- The problem: Below is a block of records; reproduce all of them exactly and leave out any pictures.

--- START OF Records supplied ---

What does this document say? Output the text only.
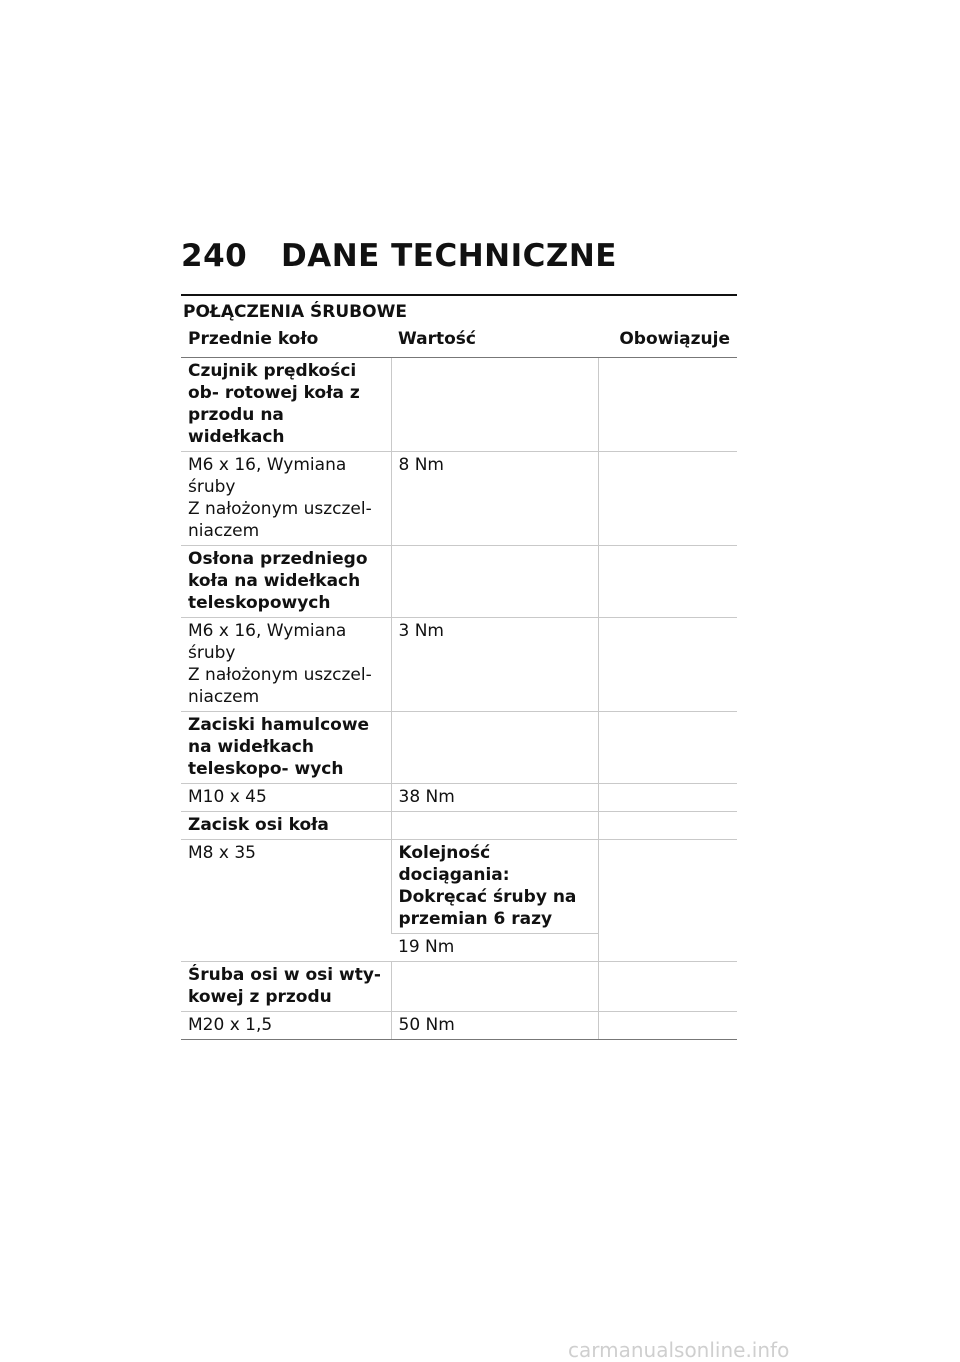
240 DANE TECHNICZNE
POŁĄCZENIA ŚRUBOWE
Przednie koło	Wartość	Obowiązuje
Czujnik prędkości ob- rotowej koła z przodu na widełkach		
M6 x 16, Wymiana śruby
Z nałożonym uszczel- niaczem	8 Nm	
Osłona przedniego koła na widełkach teleskopowych		
M6 x 16, Wymiana śruby
Z nałożonym uszczel- niaczem	3 Nm	
Zaciski hamulcowe na widełkach teleskopo- wych		
M10 x 45	38 Nm	
Zacisk osi koła		
M8 x 35	Kolejność dociągania: Dokręcać śruby na przemian 6 razy	
	19 Nm	
Śruba osi w osi wty- kowej z przodu		
M20 x 1,5	50 Nm	
carmanualsonline.info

--- END OF Records supplied ---

- Result of the exercise:
What does this document say? Output the text only.
240 DANE TECHNICZNE
POŁĄCZENIA ŚRUBOWE
Przednie koło	Wartość	Obowiązuje
Czujnik prędkości ob- rotowej koła z przodu na widełkach		
M6 x 16, Wymiana śruby
Z nałożonym uszczel- niaczem	8 Nm	
Osłona przedniego koła na widełkach teleskopowych		
M6 x 16, Wymiana śruby
Z nałożonym uszczel- niaczem	3 Nm	
Zaciski hamulcowe na widełkach teleskopo- wych		
M10 x 45	38 Nm	
Zacisk osi koła		
M8 x 35	Kolejność dociągania: Dokręcać śruby na przemian 6 razy	
	19 Nm	
Śruba osi w osi wty- kowej z przodu		
M20 x 1,5	50 Nm	
carmanualsonline.info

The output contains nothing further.